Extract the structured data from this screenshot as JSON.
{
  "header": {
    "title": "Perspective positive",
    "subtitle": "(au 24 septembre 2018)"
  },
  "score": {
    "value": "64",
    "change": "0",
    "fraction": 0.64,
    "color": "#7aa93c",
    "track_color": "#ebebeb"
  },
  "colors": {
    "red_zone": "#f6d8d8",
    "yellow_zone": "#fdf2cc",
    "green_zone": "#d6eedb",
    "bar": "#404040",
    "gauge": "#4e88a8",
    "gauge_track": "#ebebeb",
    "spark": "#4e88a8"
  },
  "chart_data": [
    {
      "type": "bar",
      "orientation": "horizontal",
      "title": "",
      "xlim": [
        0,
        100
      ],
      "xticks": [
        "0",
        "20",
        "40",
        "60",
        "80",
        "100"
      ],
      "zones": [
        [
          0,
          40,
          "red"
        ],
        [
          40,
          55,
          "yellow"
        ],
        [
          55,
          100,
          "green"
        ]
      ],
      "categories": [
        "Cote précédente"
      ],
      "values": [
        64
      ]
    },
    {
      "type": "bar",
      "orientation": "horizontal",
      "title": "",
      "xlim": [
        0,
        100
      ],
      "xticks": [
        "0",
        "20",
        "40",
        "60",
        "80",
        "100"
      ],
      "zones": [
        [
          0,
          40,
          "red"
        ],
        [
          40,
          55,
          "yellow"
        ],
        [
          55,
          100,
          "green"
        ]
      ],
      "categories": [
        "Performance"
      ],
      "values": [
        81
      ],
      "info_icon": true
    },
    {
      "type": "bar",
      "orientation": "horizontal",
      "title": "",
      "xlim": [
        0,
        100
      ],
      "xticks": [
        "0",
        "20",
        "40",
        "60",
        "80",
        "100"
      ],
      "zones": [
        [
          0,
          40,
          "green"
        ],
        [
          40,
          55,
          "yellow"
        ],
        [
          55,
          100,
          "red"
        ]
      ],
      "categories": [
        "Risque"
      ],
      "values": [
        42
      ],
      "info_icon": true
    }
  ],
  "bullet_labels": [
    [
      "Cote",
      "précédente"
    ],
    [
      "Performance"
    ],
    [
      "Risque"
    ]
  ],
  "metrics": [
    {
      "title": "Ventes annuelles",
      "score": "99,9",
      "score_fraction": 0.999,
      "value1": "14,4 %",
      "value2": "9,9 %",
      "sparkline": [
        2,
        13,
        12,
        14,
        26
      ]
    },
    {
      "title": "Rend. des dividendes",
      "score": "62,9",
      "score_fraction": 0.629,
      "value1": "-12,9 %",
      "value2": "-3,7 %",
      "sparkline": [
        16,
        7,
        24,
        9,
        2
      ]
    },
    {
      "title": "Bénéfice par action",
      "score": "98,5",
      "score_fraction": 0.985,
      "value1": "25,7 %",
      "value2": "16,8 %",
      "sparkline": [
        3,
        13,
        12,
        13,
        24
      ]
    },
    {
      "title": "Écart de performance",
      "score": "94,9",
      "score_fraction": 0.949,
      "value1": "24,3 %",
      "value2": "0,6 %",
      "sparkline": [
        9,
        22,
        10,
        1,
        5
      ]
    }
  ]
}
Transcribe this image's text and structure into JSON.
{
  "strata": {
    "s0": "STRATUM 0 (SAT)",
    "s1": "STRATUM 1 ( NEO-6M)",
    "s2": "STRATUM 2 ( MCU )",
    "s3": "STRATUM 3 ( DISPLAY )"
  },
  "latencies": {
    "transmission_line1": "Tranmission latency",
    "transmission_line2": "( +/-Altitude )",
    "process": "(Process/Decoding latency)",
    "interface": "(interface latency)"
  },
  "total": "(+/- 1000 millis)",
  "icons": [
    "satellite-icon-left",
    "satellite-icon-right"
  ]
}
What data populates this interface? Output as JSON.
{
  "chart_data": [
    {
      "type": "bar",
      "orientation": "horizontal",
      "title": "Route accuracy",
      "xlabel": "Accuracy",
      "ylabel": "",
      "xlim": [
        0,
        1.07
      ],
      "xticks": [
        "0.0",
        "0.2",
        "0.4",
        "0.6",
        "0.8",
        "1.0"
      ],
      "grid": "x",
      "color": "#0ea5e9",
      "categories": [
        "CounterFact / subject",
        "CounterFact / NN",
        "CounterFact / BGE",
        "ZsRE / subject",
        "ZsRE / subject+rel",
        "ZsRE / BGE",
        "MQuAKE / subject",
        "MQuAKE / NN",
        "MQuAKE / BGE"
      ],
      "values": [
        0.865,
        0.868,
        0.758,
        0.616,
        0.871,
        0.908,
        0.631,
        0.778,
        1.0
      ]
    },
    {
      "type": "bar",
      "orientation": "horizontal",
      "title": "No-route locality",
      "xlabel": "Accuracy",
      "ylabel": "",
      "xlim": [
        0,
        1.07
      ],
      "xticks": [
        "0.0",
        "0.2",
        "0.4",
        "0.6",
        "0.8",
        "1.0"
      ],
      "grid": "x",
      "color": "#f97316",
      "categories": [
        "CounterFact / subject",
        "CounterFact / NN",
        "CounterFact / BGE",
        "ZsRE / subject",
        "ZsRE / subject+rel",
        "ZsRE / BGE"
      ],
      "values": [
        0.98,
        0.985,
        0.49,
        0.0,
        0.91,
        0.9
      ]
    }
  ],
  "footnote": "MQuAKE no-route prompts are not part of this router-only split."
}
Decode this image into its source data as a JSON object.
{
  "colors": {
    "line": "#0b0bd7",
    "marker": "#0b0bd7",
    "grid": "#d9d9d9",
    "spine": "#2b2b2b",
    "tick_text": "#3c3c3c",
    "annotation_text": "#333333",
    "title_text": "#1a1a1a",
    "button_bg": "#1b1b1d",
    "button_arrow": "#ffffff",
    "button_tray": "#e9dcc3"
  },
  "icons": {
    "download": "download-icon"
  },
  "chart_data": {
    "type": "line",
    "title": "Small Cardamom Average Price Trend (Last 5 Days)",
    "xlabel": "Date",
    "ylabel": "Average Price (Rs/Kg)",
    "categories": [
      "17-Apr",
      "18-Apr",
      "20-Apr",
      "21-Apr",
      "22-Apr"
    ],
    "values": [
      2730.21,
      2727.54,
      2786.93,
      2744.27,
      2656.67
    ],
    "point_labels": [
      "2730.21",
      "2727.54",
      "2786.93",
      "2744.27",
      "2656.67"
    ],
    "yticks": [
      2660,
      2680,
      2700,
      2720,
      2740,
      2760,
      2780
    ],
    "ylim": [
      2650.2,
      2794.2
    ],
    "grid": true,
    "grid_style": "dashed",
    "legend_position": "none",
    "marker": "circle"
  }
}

_ _ _ _ _ _ _

- _The request_: Gather up every line in the data above that contains the word "image", copying each one.

- _Output below_:
Transcribe this image's text and structure into JSON.
Decode this image into its source data as a JSON object.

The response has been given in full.